## begin Text
# Flood of puppies over the weekend.



## Ezio (Feb 22, 2013)

Last week the shelter I volunteer at got in two heavily pregnant Pit mixes. According to the person who brought them in (another shelter volunteer) they are mother and daughter and both had spent their lives on a chain. 
Over the weekend both gave birth to 9 , for a total of 18 puppies. Both are HW positive, anemic and malnourished. Their names are Olive and Sandy. 

































Here's the website, they don't have info about them yet, but if anyone in TX could help they would really appreciate it. 
http://www.bulverdeareahumanesociety.com/index.html


----------



## timber- (Mar 11, 2015)

Both are beautiful! I hope they get all the help they need. Is the shelter going to provide the care or are they looking for rescue to help? I wish I was closer and I wish I could bring them over he border,


----------



## Ezio (Feb 22, 2013)
## end Text
## begin Record excerpts
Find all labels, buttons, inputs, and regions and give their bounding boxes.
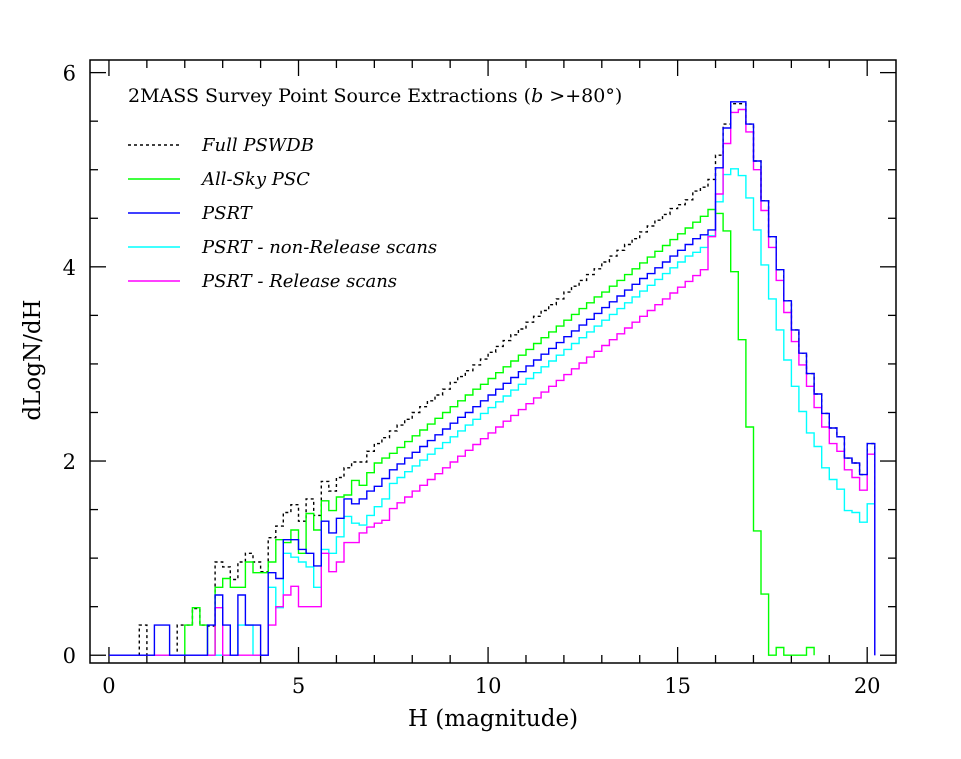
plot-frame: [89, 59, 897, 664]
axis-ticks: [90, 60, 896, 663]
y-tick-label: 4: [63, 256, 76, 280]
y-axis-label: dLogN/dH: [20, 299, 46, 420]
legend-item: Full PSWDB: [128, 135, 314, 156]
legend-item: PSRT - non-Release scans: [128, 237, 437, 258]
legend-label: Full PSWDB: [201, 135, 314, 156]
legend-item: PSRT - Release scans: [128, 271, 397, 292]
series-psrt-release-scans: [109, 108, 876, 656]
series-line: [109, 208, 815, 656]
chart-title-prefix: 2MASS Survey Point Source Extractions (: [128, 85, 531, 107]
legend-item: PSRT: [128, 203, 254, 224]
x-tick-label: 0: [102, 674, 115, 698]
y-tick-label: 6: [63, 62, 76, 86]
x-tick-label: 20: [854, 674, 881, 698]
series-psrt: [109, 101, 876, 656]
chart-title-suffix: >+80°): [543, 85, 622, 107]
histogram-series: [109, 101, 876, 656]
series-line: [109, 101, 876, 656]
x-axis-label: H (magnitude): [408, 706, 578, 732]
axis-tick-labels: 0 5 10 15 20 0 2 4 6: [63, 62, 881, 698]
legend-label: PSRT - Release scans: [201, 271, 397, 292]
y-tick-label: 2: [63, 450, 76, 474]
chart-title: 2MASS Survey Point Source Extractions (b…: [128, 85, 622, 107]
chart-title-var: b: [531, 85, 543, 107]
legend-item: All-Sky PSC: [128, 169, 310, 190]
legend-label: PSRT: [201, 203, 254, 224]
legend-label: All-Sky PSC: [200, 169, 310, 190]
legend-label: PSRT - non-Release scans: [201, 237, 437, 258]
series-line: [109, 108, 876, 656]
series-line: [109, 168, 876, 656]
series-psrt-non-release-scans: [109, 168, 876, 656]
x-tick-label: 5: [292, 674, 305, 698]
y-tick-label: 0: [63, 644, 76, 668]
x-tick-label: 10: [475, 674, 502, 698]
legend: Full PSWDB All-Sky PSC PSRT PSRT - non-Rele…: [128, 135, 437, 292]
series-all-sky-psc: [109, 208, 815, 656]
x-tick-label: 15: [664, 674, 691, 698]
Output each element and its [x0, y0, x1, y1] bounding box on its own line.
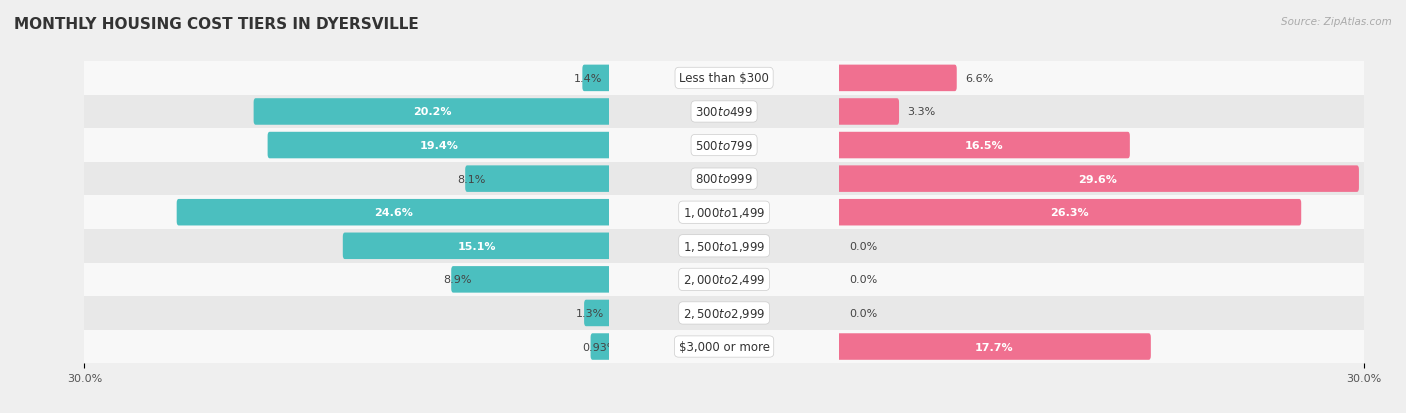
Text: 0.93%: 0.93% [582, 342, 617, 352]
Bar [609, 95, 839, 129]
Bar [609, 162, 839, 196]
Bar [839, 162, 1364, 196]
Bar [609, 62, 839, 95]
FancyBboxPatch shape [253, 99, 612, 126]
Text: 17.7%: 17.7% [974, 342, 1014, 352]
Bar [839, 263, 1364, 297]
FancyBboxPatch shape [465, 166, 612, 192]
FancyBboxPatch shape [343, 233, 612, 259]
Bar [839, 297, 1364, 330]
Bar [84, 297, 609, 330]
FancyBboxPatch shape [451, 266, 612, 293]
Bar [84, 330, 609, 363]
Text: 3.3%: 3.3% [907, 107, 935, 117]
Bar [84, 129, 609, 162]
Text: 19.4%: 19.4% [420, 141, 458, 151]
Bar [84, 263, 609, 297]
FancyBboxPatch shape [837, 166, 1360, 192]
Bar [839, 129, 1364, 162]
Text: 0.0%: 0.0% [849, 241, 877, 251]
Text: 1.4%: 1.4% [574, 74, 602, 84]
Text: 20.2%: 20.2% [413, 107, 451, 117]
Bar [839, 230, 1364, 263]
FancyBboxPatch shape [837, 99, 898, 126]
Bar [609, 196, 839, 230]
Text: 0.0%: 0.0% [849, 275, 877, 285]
## end Record excerpts
_Brief 1_
In the forum thread about the puppies, what are the names of the two mother dogs?
_Brief 2_
Do these statements agree with the forum thread about the puppies? (a) The two mother dogs are related as mother and daughter. (b) Both mother dogs had spent their lives in a shelter. (c) The shelter's website already has information about the puppies.
_Brief 3_
Extend the forum thread about the puppies from where it stops.

_Task response 1_
Olive and Sandy.

_Task response 2_
(a) Yes: "they are mother and daughter"
(b) No: "both had spent their lives on a chain"
(c) No: "they don't have info about them yet"

_Task response 3_
timber- said:


> Both are beautiful! I hope they get all the help they need. Is the shelter going to provide the care or are they looking for rescue to help? I wish I was closer and I wish I could bring them over he border,


I'm not really sure, but the shelter will probably do it all on their own through donations. They are a small town shelter and don't really have any involvement with rescues. They do have a good relationship with a trainer and a vet though.


----------



## Willowy (Dec 10, 2007)

Awww, they look like such sweet girls. I can see it in their eyes. 

But yikes, 18 puppies! I hope everything goes well for all of them.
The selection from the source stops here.